December Memoir Workshop

Wednesday, October 17, 2012

Weekend Memoir Intensive

on the McKenzie River

Facilitated by Debra Gwartney

December 8 and 9, 2012

 We’ve recently finished a cozy cottage in the woods, a perfect setting for a small group of writers to come together for two full days of concentration on memoir writing. The weekend will include some discussion of published models and craft issues, though the primary focus will be on the hour-long workshops of individual manuscripts. This intensive is designed for those working on a book length memoir or individual memoir/essay pieces, and is limited to six participants who will each submit (by email to the group) up to fifty pages of text (deadline for that submission is November 15, to give everyone opportunity to read) for the workshop.

Cost: $200 (plus the cost of printing the other participants’ workshop pieces)

Included in this cost are morning coffee/snacks, lunch, and an afternoon snack. A packet of readings will also be provided.

If you’re interested in staying overnight on the river, the wonderful Heaven’s Gate cabins are less than ½ mile from our house. 541 822 3214

For more information, or to sign up, send a message to Debra through the “contact form” on this website.

Thank you!

A Few Memoir Pitfalls, and some thoughts on how to avoid them

Tuesday, August 7, 2012

 

Following is a talk I gave in Sozopol, Bulgaria, on the edge of the Black Sea in May 2012. A gloriously wonderful time with gloriously wonderful people! Thanks to the Elizabeth Kostova Foundation for the opportunity to join in on the discussions about the writing life.

*DATA PROVIDED*.
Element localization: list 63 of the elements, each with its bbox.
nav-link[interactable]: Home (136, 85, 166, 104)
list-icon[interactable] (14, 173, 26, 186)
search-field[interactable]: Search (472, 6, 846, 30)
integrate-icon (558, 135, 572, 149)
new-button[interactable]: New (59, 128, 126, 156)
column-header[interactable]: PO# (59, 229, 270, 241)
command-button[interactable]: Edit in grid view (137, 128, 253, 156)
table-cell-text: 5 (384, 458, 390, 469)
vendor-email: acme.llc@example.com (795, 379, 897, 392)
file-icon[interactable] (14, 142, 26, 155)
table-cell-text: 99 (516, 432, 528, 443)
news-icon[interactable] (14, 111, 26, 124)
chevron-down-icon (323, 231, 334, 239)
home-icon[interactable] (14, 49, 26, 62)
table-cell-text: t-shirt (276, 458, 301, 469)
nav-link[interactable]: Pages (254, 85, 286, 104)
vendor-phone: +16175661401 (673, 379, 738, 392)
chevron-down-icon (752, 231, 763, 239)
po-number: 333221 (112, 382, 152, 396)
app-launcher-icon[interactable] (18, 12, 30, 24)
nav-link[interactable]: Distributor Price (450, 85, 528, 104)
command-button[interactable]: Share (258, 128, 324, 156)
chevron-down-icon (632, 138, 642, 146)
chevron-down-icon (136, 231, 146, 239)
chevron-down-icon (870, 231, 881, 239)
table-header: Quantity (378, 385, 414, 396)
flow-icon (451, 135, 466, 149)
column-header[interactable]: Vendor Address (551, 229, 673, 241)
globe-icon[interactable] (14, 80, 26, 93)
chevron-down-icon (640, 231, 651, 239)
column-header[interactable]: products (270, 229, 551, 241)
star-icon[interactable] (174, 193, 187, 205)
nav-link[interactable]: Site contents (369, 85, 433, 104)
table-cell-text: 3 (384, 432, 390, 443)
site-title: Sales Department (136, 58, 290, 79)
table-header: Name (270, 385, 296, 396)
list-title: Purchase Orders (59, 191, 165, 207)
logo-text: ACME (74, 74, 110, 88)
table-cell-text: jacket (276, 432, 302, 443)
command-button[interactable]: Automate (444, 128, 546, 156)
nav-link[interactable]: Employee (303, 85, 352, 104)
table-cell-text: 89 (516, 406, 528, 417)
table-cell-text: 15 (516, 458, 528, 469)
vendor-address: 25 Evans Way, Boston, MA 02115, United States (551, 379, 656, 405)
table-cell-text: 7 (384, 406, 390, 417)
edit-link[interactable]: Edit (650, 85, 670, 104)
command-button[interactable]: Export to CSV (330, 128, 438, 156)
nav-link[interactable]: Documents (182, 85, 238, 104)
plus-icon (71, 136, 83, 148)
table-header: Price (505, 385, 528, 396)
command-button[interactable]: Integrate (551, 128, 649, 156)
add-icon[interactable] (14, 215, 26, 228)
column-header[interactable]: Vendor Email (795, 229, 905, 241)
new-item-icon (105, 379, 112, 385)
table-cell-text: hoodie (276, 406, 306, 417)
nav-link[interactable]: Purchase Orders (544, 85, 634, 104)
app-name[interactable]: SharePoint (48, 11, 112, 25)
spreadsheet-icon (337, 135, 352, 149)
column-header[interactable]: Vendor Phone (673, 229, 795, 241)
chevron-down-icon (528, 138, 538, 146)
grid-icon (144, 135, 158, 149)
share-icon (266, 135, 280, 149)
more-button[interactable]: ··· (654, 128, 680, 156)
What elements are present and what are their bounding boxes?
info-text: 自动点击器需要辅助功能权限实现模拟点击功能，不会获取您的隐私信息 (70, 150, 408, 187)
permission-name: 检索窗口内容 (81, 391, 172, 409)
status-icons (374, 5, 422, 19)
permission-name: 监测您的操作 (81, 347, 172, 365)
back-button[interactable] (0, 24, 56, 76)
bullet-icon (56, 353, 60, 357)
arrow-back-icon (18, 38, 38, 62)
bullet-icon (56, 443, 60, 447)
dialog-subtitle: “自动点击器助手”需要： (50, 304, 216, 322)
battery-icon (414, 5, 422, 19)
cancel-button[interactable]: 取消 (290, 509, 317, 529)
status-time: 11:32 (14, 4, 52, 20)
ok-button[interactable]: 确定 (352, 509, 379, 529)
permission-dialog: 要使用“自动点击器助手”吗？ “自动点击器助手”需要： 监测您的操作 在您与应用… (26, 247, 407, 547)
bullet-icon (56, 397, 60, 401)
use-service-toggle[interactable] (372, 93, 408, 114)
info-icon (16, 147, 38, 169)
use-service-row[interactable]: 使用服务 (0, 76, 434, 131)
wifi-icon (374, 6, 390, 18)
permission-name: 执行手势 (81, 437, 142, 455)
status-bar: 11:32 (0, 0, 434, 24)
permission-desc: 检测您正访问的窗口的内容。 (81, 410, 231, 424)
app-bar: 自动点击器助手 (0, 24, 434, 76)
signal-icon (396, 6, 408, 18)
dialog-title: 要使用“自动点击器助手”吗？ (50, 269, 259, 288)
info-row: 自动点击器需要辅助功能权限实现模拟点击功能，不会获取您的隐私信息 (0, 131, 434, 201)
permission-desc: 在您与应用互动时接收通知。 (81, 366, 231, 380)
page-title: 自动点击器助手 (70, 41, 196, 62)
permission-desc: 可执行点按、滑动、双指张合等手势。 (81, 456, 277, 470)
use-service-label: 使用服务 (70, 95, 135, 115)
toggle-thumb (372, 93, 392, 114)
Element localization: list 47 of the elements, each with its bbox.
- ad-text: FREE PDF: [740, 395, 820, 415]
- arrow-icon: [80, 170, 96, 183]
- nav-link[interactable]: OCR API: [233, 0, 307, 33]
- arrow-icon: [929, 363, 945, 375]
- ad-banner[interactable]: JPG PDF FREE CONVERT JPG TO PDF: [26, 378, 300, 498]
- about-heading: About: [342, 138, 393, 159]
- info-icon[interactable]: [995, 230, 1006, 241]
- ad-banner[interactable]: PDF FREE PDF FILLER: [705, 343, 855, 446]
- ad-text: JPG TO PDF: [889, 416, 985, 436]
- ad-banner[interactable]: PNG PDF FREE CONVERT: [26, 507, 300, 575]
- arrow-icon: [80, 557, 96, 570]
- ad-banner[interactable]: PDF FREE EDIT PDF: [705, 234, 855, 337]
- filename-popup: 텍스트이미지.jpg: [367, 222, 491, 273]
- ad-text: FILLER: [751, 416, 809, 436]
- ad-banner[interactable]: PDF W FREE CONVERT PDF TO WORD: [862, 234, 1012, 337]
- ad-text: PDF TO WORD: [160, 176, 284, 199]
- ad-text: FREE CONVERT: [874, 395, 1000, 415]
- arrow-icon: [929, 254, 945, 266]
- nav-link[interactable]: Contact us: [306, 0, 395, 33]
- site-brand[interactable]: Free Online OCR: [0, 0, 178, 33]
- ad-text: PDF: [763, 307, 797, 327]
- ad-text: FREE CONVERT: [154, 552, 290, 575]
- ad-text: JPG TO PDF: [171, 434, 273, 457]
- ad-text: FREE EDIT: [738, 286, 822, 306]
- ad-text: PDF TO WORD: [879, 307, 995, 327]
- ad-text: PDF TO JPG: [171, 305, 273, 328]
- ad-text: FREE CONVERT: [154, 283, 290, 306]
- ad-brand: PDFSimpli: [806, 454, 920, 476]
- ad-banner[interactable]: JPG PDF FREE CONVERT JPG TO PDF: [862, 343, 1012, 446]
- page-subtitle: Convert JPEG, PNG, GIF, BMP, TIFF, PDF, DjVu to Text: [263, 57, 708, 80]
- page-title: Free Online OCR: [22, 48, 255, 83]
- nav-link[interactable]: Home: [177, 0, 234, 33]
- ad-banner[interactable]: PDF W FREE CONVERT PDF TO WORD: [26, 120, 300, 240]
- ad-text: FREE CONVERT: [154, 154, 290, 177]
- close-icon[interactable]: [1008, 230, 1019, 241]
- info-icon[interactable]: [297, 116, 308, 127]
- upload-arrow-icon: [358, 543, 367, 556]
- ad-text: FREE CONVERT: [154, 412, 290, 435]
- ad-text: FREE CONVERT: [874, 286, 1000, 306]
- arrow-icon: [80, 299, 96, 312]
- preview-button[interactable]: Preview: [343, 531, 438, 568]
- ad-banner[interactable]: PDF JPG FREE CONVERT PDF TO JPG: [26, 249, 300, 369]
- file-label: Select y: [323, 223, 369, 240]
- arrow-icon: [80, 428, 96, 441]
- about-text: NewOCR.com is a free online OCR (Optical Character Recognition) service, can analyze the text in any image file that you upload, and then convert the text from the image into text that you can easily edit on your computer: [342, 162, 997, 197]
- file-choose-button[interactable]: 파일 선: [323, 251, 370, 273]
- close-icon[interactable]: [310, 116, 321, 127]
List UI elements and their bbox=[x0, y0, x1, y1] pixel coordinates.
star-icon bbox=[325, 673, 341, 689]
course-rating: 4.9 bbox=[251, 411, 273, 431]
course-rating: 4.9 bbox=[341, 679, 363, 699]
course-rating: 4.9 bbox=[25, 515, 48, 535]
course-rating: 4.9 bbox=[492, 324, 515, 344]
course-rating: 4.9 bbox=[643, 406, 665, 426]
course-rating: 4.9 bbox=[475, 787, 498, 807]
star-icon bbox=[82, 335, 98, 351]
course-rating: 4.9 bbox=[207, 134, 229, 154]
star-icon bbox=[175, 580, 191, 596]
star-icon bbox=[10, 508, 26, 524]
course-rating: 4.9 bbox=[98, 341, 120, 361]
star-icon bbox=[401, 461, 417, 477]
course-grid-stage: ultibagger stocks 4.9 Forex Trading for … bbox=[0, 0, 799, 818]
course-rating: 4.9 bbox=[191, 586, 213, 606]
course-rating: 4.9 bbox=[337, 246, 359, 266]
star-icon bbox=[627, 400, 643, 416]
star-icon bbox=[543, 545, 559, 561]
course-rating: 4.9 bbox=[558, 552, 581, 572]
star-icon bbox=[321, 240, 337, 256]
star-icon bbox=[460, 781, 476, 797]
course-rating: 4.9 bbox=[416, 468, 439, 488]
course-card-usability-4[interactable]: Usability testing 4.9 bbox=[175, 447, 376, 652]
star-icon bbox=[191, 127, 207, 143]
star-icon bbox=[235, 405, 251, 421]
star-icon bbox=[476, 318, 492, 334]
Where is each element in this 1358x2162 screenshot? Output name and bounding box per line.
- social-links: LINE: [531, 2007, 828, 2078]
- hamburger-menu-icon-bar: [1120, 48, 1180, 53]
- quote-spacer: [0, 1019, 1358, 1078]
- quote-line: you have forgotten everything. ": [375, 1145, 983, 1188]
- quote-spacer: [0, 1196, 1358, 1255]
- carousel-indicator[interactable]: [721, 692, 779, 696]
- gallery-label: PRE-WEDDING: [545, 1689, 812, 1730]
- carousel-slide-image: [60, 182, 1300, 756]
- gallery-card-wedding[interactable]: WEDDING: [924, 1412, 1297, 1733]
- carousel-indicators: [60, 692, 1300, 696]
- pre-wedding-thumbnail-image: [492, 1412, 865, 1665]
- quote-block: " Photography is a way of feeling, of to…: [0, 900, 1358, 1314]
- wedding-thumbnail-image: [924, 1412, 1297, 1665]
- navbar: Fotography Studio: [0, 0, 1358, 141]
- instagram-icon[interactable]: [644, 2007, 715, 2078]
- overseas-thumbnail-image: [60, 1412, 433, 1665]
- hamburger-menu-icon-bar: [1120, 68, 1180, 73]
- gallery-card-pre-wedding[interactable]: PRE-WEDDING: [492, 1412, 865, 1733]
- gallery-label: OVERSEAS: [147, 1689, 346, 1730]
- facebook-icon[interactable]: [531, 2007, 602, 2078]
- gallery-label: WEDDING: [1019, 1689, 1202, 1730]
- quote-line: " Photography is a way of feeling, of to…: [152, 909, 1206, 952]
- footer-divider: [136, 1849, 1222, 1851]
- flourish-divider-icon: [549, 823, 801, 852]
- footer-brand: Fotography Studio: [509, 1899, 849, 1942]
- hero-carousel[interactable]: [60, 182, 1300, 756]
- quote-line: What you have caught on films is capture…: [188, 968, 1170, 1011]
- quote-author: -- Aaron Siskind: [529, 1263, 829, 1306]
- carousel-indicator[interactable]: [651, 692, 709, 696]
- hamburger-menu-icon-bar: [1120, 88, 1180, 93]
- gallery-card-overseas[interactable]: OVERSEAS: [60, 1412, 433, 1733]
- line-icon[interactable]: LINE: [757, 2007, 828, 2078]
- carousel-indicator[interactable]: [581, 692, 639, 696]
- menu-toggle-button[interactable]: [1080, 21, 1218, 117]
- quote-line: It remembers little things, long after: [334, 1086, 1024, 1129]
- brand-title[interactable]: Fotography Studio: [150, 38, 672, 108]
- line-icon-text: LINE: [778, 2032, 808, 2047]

*SET PROBLEM*.
From the memoir workshop page, set down everything from "Tuesday, August 7, 2012" down to "the writing life." word for word.

*PROBLEM SOLUTION*.
Tuesday, August 7, 2012

 

Following is a talk I gave in Sozopol, Bulgaria, on the edge of the Black Sea in May 2012. A gloriously wonderful time with gloriously wonderful people! Thanks to the Elizabeth Kostova Foundation for the opportunity to join in on the discussions about the writing life.